:: EXTRACTED DATA ::
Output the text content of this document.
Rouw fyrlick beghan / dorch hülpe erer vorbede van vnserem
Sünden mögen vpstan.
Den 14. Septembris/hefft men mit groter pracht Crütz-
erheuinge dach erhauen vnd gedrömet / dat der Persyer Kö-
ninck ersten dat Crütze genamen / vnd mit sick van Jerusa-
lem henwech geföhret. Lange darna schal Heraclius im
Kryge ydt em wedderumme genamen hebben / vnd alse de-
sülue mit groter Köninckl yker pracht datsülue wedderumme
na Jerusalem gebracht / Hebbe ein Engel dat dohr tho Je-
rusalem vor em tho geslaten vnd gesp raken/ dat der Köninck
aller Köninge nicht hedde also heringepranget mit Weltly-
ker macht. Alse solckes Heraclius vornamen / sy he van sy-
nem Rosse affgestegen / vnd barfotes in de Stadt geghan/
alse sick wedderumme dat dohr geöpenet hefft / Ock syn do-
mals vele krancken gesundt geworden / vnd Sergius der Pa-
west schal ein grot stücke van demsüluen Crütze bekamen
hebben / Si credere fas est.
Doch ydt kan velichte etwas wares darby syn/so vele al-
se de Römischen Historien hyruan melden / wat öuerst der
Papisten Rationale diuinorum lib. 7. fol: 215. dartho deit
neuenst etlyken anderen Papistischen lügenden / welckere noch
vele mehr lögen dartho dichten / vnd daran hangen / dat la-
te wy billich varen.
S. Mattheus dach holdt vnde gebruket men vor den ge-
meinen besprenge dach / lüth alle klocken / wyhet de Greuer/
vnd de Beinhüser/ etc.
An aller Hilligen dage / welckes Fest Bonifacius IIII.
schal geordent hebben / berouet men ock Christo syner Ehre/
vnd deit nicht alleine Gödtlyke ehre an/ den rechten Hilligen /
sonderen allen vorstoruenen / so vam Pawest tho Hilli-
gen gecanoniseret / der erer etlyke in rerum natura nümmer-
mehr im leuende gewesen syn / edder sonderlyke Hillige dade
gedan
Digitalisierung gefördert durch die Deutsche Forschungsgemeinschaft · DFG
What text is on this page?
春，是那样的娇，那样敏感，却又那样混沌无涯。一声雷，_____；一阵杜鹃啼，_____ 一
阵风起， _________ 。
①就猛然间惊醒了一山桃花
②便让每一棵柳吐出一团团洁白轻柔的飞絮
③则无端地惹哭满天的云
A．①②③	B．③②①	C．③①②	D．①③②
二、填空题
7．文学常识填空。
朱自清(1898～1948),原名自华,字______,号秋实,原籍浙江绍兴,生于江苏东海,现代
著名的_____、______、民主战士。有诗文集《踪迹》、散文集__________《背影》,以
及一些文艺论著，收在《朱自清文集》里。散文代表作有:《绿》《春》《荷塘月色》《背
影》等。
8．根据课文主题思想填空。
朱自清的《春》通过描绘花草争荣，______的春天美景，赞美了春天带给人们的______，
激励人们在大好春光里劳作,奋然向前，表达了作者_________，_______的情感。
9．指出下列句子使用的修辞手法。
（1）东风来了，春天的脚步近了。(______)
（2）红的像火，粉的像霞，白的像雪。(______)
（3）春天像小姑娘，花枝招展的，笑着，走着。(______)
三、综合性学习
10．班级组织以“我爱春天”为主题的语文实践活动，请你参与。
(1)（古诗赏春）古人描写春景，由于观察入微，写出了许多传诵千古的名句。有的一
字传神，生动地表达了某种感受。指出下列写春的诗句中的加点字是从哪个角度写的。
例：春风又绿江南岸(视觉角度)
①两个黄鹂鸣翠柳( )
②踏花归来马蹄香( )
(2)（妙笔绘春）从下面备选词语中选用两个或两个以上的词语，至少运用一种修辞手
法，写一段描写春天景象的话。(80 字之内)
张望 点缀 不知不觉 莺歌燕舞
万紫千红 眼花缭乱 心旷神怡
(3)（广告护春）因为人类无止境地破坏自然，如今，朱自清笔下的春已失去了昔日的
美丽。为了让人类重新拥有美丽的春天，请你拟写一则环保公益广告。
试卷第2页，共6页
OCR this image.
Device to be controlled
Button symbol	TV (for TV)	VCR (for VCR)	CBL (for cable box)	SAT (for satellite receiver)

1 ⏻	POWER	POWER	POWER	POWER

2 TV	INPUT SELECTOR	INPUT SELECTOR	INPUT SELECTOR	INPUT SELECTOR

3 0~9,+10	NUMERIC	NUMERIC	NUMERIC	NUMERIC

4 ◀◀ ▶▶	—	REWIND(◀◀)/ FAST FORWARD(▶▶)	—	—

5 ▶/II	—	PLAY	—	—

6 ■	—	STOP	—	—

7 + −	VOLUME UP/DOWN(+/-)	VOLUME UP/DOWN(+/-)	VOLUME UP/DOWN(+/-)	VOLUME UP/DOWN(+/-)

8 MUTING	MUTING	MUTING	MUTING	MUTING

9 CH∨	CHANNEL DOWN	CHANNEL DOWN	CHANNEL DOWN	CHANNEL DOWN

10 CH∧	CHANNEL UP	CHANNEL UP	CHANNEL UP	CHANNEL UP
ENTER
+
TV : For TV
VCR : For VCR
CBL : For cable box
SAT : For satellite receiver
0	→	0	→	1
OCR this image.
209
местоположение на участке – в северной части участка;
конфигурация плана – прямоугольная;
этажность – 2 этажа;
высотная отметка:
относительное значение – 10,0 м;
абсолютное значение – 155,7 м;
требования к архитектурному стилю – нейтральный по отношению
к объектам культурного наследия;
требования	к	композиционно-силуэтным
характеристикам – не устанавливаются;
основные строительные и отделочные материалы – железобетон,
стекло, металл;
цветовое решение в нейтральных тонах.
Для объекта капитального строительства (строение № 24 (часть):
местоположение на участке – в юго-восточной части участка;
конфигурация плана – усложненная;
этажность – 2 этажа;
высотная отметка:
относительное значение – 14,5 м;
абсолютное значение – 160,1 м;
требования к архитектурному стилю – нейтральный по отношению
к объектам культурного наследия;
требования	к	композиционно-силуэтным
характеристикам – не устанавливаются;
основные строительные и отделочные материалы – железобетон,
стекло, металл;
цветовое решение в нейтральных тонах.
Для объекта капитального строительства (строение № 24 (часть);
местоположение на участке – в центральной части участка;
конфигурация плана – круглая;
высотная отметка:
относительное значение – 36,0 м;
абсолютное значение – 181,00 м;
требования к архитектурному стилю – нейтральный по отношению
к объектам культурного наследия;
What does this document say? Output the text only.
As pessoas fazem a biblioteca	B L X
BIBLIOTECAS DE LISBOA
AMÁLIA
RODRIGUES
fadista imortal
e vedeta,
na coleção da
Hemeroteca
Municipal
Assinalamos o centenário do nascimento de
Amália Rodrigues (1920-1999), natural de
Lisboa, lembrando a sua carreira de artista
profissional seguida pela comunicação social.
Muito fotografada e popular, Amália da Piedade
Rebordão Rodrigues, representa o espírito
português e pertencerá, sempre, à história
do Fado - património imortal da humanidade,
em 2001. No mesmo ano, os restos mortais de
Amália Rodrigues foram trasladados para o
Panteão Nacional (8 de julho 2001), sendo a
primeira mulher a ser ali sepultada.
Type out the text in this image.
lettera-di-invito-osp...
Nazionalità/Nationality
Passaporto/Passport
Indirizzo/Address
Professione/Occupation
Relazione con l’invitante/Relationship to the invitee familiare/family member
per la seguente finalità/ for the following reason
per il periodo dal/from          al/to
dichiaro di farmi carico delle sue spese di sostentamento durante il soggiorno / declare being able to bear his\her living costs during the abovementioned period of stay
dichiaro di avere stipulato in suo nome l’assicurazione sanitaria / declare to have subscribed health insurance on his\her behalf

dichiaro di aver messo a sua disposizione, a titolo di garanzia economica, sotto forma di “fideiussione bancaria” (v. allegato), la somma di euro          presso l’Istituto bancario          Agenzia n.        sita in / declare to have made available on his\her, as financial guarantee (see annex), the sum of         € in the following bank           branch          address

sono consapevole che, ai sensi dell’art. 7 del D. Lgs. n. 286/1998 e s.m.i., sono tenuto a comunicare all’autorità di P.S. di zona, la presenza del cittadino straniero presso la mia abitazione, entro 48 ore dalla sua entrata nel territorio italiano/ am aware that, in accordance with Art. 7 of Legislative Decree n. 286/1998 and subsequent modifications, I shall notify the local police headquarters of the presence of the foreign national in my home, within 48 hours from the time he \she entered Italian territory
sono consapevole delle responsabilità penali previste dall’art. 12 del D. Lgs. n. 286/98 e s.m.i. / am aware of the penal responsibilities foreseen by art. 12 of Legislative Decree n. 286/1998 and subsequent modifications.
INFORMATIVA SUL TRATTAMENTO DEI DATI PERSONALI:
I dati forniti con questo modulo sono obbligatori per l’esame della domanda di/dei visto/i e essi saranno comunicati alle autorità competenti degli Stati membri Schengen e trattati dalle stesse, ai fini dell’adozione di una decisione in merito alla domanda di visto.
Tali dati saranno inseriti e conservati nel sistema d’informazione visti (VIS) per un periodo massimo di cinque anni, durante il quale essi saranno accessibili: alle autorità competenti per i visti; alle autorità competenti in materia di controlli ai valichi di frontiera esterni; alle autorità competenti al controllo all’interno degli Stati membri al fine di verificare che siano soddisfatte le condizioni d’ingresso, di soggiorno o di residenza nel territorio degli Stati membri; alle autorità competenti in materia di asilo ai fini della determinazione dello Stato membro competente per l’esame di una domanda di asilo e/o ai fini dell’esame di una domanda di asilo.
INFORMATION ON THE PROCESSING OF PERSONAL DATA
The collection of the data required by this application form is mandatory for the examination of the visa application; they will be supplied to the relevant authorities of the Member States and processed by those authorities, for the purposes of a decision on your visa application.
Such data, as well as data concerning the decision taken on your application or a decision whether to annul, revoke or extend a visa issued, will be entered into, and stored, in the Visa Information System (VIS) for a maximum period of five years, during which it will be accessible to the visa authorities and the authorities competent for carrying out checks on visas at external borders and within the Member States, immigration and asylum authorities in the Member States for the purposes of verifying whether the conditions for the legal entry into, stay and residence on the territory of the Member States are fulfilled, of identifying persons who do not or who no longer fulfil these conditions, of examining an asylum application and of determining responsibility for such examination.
:::
Scan the material for lines with the word "DOWN", and copy each line you find.

* [TASK RESULT]:
7 + −	VOLUME UP/DOWN(+/-)	VOLUME UP/DOWN(+/-)	VOLUME UP/DOWN(+/-)	VOLUME UP/DOWN(+/-)
9 CH∨	CHANNEL DOWN	CHANNEL DOWN	CHANNEL DOWN	CHANNEL DOWN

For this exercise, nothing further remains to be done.